START Data for the task
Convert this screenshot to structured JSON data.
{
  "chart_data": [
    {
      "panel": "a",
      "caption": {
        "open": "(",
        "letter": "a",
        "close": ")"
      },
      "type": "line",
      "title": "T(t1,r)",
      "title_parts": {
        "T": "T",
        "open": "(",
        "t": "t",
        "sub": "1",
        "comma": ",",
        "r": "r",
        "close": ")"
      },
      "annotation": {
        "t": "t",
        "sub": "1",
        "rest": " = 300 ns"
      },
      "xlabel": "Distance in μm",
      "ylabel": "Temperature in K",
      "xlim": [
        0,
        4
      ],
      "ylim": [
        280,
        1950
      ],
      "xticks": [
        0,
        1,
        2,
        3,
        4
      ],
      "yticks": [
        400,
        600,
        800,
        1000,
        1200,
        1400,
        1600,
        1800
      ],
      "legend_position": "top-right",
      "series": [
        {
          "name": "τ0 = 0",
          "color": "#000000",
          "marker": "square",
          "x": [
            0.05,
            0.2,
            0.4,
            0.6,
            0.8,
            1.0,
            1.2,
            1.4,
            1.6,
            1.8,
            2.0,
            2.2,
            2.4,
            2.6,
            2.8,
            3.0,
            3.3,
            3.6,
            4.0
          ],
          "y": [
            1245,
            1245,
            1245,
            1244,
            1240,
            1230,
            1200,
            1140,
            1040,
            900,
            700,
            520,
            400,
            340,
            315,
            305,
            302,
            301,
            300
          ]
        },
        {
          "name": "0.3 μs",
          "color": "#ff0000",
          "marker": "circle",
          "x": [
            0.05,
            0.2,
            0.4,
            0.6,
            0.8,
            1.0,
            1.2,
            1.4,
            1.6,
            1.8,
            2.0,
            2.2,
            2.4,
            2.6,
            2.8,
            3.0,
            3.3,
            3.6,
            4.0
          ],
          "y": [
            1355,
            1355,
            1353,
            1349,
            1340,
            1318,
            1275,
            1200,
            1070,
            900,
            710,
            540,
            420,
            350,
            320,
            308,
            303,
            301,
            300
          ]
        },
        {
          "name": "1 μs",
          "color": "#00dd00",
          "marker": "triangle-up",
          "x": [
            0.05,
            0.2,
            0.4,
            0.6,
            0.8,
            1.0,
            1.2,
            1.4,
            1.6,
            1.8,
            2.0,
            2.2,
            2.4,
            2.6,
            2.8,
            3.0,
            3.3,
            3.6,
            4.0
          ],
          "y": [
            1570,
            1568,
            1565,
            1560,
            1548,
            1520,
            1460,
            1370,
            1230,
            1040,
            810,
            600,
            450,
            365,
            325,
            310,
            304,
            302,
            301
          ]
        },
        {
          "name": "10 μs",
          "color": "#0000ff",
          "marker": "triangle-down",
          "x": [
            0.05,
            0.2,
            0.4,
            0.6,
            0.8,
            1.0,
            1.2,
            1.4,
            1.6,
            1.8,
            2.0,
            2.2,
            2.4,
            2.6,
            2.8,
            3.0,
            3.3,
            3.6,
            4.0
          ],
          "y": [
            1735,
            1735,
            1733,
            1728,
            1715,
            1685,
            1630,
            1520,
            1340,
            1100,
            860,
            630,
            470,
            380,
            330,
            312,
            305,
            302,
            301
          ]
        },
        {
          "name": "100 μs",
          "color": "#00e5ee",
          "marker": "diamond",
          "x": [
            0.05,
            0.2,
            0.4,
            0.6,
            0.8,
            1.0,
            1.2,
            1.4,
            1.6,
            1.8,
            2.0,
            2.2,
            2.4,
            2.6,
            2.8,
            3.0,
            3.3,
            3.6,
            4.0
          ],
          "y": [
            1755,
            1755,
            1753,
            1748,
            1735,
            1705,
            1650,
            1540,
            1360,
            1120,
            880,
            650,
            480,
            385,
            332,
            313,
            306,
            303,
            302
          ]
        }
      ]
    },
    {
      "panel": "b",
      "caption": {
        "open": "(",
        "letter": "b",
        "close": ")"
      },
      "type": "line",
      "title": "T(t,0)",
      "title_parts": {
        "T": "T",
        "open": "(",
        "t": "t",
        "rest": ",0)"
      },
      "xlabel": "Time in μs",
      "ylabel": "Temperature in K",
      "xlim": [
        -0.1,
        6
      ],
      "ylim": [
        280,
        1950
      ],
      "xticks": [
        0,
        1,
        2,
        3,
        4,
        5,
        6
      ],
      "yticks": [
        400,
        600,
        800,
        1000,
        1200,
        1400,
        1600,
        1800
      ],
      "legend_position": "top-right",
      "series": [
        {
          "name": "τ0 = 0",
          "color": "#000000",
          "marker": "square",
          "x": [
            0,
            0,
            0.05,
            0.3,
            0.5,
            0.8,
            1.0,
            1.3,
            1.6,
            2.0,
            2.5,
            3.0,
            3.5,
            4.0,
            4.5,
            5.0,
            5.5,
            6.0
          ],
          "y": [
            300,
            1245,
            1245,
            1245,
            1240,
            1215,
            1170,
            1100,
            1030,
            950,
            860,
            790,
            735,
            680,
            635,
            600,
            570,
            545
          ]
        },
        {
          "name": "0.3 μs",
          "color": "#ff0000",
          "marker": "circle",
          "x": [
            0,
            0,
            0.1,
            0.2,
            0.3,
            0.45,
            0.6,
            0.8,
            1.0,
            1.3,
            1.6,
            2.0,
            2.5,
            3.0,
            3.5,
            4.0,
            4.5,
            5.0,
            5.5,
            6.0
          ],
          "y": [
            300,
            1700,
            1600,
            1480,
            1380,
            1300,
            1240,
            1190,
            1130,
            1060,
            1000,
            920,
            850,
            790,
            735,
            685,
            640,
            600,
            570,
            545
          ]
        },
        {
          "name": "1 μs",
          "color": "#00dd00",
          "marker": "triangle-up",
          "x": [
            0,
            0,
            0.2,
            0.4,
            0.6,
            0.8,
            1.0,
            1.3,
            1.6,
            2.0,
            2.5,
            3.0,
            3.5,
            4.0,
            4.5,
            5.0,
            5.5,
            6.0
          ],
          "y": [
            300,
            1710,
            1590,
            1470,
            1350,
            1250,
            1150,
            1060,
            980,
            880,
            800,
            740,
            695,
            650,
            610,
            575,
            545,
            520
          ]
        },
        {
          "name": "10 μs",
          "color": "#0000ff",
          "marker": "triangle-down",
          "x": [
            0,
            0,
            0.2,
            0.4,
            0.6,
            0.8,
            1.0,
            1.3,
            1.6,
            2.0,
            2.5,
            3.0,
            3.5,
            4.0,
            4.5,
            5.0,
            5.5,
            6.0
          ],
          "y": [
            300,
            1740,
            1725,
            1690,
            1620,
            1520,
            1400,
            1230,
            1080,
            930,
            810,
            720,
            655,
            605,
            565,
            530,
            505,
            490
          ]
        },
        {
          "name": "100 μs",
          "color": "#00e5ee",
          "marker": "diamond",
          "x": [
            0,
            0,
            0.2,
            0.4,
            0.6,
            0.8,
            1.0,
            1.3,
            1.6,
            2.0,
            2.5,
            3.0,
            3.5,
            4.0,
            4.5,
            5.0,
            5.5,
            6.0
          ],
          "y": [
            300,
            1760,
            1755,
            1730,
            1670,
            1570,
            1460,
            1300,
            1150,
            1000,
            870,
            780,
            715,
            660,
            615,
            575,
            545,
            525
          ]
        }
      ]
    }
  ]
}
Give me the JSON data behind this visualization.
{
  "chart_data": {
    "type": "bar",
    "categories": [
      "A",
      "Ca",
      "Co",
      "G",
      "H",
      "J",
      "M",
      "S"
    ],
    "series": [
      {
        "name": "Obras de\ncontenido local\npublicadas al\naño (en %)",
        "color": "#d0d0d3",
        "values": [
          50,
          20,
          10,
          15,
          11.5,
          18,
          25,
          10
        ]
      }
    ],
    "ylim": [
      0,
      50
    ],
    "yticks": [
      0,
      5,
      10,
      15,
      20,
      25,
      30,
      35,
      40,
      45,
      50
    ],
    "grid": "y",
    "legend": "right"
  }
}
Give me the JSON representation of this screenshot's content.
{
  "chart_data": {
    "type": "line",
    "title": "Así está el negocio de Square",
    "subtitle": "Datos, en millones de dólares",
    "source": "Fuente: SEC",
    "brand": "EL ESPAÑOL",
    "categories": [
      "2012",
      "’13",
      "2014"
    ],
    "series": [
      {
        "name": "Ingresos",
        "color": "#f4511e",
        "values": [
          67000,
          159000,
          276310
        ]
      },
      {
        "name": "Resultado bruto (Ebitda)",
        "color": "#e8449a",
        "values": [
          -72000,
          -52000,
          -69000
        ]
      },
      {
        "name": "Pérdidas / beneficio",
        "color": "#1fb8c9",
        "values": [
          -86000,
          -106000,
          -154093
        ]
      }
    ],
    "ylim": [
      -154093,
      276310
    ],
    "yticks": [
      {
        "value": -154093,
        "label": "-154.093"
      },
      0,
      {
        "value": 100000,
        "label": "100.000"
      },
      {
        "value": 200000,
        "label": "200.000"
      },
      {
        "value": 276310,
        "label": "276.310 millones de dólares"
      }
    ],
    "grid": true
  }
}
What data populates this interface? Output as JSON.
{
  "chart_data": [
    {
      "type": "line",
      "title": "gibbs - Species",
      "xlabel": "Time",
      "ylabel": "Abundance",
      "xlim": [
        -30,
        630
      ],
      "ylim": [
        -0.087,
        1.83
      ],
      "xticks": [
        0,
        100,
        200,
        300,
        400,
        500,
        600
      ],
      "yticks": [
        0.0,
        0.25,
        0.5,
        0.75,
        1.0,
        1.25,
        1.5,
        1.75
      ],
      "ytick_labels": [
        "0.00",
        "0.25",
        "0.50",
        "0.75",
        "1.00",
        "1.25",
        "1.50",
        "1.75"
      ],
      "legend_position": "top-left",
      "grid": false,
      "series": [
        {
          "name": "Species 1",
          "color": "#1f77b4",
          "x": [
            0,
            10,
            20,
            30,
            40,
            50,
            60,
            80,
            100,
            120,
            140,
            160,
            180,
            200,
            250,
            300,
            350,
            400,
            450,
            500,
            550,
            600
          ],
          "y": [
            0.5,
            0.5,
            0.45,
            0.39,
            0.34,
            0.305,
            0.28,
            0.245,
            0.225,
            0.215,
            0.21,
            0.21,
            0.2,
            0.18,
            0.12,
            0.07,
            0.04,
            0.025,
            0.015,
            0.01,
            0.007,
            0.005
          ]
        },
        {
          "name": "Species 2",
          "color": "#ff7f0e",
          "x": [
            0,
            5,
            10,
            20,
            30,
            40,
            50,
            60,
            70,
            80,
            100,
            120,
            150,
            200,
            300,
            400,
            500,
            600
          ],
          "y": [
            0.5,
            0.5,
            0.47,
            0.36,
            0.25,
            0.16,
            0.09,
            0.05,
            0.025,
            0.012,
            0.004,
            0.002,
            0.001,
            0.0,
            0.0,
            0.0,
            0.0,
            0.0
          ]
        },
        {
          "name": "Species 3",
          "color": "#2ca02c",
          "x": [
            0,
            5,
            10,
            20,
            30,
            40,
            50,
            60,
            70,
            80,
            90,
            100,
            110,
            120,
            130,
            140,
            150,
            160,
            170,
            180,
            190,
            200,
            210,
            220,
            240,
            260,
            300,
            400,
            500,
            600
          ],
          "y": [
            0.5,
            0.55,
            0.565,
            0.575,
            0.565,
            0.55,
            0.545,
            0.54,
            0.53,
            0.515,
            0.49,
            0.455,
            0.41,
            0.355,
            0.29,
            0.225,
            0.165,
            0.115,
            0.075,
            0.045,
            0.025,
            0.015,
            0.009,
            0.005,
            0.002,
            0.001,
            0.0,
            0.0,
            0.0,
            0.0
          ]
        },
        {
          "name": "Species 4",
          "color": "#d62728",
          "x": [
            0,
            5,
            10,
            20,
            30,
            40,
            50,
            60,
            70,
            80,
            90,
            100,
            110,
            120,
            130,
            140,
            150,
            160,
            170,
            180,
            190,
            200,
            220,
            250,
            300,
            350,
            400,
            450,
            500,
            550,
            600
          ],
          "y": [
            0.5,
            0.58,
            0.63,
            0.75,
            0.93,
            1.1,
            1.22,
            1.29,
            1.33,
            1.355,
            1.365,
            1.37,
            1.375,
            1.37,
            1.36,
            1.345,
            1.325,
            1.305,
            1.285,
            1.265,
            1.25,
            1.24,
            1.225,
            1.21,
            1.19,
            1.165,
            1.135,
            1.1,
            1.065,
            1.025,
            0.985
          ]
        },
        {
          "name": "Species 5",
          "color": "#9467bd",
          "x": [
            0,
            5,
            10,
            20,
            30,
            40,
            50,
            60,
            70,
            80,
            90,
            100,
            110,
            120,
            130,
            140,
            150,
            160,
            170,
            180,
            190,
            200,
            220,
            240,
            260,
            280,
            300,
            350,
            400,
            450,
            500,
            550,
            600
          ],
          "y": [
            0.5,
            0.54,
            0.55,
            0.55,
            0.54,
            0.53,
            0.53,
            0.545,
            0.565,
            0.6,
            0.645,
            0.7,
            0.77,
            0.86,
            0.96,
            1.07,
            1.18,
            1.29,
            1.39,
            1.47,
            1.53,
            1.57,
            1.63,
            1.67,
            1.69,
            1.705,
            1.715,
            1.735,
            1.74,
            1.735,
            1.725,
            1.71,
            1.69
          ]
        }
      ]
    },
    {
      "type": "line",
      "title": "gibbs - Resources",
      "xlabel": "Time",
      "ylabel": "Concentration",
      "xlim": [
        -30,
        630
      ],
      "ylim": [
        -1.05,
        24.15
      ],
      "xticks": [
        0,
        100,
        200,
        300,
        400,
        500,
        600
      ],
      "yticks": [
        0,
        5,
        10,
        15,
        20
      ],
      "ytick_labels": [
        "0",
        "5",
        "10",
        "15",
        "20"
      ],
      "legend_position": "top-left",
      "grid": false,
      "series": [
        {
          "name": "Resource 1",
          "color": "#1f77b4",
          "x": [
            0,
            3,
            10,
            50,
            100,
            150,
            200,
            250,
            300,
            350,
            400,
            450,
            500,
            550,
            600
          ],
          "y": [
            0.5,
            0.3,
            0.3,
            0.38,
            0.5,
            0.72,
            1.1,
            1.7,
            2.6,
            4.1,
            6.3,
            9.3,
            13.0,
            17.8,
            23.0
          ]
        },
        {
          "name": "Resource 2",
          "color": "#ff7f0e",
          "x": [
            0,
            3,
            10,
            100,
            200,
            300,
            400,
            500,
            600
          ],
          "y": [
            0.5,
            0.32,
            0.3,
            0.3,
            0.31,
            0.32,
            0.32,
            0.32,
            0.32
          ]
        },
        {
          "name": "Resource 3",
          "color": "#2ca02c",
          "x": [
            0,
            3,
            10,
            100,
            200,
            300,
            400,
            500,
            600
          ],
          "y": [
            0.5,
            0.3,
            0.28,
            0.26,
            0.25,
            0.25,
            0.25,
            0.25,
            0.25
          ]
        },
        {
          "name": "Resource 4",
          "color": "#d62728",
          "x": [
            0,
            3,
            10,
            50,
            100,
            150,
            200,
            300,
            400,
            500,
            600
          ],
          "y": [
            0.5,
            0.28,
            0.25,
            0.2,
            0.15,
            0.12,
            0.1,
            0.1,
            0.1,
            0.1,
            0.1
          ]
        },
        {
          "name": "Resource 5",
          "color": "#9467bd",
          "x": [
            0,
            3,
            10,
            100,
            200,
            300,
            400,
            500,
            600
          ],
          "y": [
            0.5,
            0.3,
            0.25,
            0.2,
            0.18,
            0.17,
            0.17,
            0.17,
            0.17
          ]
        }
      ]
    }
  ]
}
END Data for the task
Given problem:
Collect the lines that hold "screenshot".

Correct output:
Convert this screenshot to structured JSON data.
Give me the JSON representation of this screenshot's content.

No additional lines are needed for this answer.